*WHAT YOU SHOULD DO*: Transcribe each line of the material as it is, and drop any picture.

*AVAILABLE DATA*:

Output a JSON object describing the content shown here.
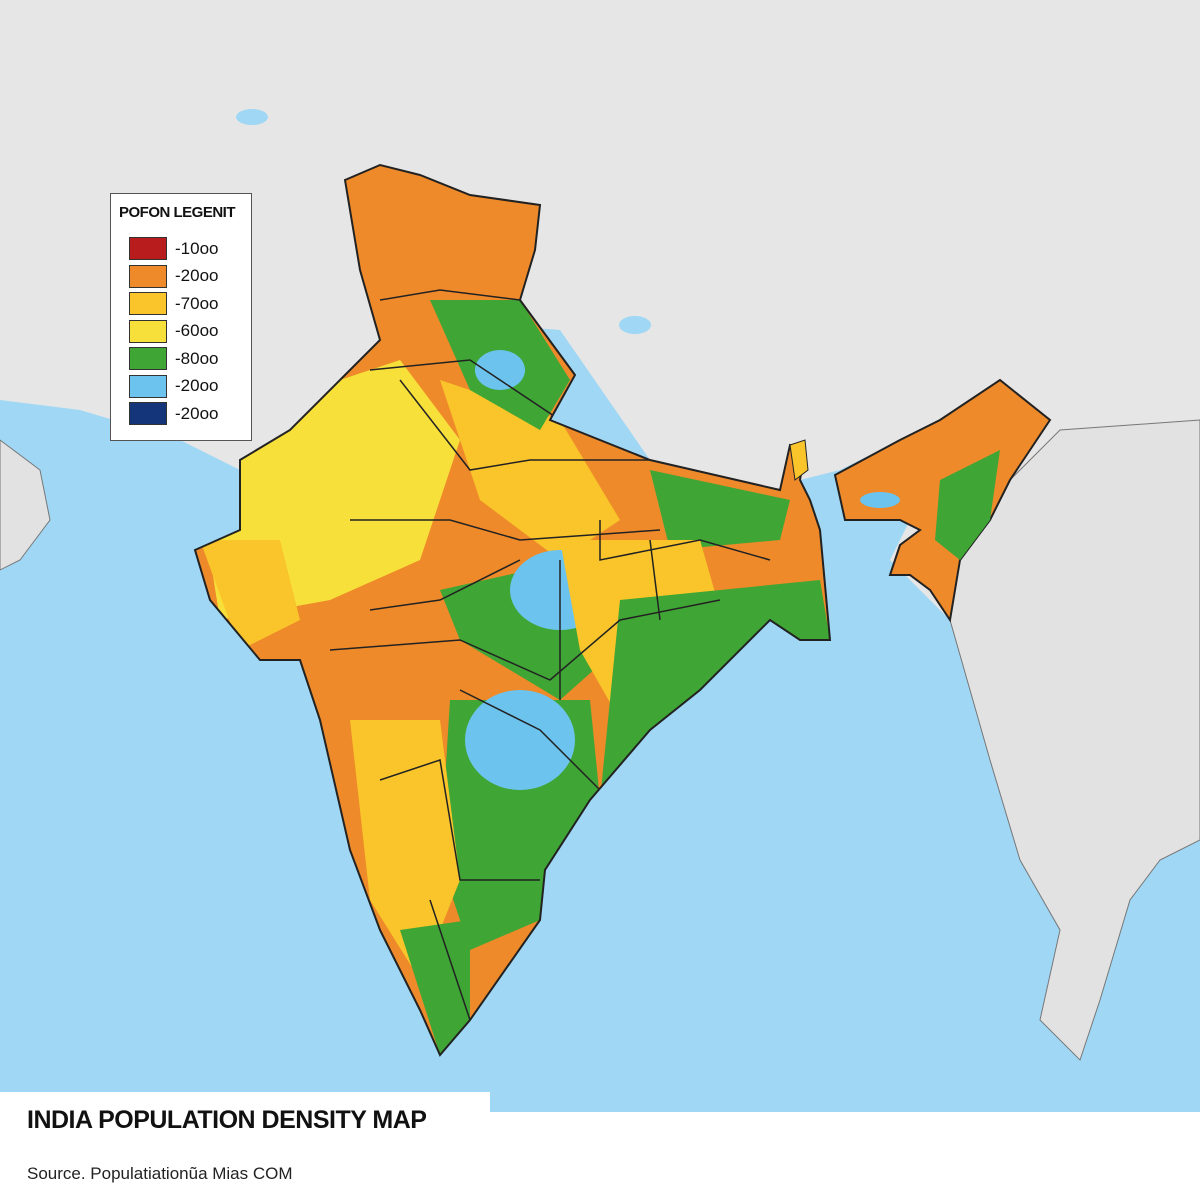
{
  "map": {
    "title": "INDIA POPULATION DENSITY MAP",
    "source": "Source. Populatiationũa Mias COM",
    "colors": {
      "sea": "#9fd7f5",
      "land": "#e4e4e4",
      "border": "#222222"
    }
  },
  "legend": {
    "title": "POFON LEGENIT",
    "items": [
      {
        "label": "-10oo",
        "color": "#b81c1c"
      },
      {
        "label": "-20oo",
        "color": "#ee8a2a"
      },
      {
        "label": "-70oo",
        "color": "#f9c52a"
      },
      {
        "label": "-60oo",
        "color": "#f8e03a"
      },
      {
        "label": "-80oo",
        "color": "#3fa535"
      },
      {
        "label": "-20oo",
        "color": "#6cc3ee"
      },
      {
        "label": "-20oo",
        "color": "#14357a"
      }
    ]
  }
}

*TASK ANSWER*:
Output a JSON object describing the content shown here.
{
  "map": {
    "title": "INDIA POPULATION DENSITY MAP",
    "source": "Source. Populatiationũa Mias COM",
    "colors": {
      "sea": "#9fd7f5",
      "land": "#e4e4e4",
      "border": "#222222"
    }
  },
  "legend": {
    "title": "POFON LEGENIT",
    "items": [
      {
        "label": "-10oo",
        "color": "#b81c1c"
      },
      {
        "label": "-20oo",
        "color": "#ee8a2a"
      },
      {
        "label": "-70oo",
        "color": "#f9c52a"
      },
      {
        "label": "-60oo",
        "color": "#f8e03a"
      },
      {
        "label": "-80oo",
        "color": "#3fa535"
      },
      {
        "label": "-20oo",
        "color": "#6cc3ee"
      },
      {
        "label": "-20oo",
        "color": "#14357a"
      }
    ]
  }
}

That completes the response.